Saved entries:
[start]

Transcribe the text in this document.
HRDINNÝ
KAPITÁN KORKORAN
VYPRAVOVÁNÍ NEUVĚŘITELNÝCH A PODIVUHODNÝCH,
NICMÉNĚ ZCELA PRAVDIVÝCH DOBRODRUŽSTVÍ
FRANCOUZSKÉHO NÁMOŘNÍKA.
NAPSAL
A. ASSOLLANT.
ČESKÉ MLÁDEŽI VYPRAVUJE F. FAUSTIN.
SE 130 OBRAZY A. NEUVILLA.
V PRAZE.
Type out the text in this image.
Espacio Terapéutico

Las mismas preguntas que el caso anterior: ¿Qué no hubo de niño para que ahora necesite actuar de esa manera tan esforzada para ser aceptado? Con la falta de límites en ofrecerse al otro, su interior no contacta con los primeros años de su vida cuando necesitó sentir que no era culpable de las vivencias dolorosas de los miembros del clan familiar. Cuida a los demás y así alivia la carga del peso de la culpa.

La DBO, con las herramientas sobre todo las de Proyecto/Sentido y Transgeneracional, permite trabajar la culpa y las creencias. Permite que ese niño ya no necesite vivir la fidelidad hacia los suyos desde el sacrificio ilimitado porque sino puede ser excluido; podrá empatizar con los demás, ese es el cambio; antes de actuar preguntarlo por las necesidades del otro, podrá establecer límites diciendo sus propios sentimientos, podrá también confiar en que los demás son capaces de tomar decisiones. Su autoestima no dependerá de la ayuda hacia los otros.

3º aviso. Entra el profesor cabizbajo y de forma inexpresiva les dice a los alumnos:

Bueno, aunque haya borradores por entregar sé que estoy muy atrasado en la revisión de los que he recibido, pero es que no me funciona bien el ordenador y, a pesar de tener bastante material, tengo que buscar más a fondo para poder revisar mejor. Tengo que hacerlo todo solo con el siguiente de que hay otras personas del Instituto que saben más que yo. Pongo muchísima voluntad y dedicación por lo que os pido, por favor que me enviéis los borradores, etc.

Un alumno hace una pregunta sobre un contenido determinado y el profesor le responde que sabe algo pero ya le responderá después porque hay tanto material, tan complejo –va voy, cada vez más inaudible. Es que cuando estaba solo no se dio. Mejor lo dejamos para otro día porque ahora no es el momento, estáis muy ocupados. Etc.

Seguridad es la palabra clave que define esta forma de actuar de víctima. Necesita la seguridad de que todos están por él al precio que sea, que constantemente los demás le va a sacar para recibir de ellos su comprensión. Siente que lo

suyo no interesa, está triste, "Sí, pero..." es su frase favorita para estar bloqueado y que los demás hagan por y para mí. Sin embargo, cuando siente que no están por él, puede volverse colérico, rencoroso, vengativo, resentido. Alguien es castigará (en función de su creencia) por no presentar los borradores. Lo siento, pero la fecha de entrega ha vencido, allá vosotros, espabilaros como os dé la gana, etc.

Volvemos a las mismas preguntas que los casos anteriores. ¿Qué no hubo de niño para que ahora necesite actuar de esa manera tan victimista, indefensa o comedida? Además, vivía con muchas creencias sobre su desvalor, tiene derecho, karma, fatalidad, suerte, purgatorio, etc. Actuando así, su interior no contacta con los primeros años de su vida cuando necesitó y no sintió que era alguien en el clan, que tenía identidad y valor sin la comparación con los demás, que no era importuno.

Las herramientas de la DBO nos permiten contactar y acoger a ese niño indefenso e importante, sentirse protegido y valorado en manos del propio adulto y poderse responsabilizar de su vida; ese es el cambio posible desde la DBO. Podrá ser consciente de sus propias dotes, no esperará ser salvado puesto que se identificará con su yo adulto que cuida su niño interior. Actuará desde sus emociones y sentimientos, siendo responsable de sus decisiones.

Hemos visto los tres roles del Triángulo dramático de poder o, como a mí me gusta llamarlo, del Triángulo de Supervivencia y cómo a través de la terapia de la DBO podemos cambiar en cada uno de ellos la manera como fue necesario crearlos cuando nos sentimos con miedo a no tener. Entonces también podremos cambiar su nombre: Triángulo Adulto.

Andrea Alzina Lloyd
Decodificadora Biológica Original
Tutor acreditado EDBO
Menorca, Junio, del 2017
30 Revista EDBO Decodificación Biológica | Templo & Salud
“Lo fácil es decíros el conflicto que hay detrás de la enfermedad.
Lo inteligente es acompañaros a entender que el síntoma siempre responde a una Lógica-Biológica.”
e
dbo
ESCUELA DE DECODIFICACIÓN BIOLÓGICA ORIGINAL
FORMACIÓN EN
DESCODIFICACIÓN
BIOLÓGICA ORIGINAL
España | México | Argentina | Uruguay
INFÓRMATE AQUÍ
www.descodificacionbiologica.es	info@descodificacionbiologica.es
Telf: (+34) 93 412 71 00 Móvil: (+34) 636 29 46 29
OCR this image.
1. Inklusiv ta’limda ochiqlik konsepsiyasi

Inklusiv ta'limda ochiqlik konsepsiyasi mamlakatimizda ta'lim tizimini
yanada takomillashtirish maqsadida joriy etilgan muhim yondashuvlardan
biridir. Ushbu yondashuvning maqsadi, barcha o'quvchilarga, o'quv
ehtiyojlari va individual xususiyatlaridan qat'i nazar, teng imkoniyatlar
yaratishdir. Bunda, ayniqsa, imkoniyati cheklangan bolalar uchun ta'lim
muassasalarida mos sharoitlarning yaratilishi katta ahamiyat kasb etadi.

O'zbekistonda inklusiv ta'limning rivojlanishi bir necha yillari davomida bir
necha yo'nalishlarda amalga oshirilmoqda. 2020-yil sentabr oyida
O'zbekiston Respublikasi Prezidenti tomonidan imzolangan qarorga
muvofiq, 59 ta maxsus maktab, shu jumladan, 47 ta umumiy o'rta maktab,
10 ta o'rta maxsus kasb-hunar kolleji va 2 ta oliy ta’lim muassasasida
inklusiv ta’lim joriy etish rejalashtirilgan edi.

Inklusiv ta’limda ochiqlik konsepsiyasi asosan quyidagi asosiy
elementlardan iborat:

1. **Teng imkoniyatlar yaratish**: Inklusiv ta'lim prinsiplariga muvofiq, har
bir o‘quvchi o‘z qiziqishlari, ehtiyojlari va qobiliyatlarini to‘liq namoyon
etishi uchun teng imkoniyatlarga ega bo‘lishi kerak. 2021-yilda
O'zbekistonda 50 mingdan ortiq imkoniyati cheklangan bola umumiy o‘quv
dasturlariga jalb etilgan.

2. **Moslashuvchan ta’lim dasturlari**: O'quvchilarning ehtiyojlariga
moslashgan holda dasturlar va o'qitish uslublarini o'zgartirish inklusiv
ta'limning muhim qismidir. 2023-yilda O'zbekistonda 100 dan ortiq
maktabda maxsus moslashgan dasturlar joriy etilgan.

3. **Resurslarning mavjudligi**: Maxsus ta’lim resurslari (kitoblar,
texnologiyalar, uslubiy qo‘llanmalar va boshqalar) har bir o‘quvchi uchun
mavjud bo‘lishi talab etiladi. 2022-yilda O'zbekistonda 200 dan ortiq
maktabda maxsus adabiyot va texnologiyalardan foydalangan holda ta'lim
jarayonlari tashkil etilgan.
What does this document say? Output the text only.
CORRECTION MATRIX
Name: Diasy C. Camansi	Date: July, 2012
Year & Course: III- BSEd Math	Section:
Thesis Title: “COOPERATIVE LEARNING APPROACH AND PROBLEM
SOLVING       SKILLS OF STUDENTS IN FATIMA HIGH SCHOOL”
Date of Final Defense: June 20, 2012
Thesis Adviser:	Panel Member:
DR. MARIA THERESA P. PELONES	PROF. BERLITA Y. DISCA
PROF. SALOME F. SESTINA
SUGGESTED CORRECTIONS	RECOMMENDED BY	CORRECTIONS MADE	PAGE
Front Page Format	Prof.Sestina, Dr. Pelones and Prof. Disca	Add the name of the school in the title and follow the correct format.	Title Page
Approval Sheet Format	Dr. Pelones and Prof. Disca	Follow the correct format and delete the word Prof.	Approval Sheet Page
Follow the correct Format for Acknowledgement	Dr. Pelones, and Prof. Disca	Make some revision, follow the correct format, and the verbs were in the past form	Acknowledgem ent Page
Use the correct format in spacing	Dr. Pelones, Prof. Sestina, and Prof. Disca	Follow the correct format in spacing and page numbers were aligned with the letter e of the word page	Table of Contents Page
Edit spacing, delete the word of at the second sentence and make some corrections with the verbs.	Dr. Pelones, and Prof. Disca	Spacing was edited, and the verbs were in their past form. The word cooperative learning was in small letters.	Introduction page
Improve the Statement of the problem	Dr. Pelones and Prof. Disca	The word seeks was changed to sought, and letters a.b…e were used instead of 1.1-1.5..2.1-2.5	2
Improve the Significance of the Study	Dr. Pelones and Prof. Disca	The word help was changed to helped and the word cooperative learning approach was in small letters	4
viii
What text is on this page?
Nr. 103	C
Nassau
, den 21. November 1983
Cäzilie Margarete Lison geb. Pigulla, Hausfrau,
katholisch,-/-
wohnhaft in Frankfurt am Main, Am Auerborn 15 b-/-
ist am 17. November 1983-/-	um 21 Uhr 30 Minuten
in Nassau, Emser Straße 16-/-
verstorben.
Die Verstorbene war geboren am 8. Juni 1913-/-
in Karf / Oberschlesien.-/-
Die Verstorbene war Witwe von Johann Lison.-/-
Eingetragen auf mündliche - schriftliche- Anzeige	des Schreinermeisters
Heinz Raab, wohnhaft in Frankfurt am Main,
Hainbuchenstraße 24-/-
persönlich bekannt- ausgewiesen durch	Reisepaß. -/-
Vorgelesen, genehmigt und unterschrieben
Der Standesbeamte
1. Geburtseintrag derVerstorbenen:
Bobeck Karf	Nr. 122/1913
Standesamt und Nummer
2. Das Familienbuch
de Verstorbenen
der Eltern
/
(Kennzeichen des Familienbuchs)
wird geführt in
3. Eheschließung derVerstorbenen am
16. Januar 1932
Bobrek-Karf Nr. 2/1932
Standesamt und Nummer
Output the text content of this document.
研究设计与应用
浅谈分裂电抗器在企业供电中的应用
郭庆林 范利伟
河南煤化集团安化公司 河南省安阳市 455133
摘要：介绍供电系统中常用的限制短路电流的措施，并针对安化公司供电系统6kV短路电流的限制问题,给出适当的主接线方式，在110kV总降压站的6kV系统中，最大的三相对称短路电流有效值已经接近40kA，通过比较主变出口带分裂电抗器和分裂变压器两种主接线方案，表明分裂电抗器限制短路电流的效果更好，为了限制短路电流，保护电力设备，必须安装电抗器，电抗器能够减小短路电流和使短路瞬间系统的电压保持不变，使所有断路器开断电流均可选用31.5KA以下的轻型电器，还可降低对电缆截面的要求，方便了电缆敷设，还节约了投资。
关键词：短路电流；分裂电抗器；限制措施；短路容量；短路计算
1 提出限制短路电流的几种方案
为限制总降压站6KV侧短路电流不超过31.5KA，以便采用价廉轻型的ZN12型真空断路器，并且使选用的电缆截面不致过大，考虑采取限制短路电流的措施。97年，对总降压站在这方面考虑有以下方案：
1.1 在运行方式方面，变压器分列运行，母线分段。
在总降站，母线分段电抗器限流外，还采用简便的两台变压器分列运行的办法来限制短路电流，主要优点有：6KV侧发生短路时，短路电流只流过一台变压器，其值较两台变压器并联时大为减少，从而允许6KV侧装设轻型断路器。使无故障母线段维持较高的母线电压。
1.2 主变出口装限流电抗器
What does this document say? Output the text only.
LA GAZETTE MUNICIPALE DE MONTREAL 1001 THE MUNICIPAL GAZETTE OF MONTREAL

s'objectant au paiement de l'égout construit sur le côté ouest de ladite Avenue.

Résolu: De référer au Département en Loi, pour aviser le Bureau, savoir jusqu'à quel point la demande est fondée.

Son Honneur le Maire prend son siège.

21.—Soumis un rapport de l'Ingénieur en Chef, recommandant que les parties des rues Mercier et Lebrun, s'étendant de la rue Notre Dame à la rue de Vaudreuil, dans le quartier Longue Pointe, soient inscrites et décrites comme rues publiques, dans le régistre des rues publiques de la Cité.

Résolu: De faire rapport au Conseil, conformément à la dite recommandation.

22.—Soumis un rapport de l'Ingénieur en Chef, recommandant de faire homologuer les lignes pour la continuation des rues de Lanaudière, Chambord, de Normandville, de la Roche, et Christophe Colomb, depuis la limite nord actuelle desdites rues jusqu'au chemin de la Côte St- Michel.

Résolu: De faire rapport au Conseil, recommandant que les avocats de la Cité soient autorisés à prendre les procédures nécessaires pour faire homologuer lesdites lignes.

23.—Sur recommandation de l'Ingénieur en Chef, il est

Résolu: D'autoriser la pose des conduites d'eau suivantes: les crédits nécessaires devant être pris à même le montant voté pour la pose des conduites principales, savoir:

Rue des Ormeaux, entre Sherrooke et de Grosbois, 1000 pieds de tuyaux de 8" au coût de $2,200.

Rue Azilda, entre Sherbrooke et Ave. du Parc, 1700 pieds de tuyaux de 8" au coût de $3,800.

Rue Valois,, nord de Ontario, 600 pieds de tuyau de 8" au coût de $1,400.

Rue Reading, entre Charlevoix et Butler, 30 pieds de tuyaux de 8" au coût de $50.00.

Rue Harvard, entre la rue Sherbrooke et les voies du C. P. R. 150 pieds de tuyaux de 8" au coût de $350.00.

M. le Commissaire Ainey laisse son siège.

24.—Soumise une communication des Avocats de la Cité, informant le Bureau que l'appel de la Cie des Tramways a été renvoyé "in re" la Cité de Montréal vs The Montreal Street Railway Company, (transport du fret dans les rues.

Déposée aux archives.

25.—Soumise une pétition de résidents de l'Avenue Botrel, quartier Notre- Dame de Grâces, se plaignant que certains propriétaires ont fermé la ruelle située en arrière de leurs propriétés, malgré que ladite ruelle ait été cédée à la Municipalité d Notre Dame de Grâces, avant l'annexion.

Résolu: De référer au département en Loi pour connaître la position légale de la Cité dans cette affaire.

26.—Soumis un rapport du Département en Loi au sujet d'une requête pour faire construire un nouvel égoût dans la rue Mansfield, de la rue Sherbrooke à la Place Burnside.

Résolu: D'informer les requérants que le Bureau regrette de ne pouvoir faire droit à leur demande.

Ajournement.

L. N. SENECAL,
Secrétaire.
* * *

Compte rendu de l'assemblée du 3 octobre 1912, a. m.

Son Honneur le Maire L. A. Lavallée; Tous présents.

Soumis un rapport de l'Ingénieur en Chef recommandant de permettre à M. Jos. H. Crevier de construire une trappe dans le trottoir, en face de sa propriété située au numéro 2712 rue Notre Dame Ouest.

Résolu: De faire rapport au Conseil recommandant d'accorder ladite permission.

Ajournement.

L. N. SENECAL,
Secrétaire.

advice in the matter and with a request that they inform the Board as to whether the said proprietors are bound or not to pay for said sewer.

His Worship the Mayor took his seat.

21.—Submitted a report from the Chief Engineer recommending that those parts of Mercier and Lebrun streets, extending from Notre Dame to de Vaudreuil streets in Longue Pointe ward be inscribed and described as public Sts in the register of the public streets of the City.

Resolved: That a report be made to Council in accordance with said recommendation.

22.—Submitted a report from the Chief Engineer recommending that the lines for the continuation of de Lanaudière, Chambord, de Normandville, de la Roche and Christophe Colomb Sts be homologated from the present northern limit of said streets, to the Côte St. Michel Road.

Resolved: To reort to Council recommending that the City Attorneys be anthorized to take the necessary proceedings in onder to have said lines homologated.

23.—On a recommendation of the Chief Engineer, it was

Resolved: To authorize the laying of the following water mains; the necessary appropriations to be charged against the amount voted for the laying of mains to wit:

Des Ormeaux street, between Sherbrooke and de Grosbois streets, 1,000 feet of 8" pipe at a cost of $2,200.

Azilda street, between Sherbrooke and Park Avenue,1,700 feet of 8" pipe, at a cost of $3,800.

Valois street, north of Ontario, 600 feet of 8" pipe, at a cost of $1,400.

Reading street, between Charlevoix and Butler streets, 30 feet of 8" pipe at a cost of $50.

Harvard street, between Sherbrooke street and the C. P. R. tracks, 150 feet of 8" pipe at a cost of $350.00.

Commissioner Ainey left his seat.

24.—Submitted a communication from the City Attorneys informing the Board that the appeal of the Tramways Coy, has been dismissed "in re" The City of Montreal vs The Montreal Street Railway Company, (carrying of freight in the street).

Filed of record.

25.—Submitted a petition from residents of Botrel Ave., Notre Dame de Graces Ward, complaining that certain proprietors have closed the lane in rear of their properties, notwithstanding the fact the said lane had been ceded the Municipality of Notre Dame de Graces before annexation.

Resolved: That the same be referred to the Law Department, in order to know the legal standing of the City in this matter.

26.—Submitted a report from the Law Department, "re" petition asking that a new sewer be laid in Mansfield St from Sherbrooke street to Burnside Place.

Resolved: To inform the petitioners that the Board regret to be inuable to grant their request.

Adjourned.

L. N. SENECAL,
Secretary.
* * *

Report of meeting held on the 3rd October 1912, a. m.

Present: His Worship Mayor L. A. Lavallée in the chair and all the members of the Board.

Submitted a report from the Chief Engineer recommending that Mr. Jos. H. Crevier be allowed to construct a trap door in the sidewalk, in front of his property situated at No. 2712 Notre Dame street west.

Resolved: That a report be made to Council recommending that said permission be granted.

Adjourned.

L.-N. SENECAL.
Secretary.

[end]

REQUIRED TASK: Search the data for "material". Copy every line that has it.

EXPECTED ANSWER:
Bueno, aunque haya borradores por entregar sé que estoy muy atrasado en la revisión de los que he recibido, pero es que no me funciona bien el ordenador y, a pesar de tener bastante material, tengo que buscar más a fondo para poder revisar mejor. Tengo que hacerlo todo solo con el siguiente de que hay otras personas del Instituto que saben más que yo. Pongo muchísima voluntad y dedicación por lo que os pido, por favor que me enviéis los borradores, etc.
Un alumno hace una pregunta sobre un contenido determinado y el profesor le responde que sabe algo pero ya le responderá después porque hay tanto material, tan complejo –va voy, cada vez más inaudible. Es que cuando estaba solo no se dio. Mejor lo dejamos para otro día porque ahora no es el momento, estáis muy ocupados. Etc.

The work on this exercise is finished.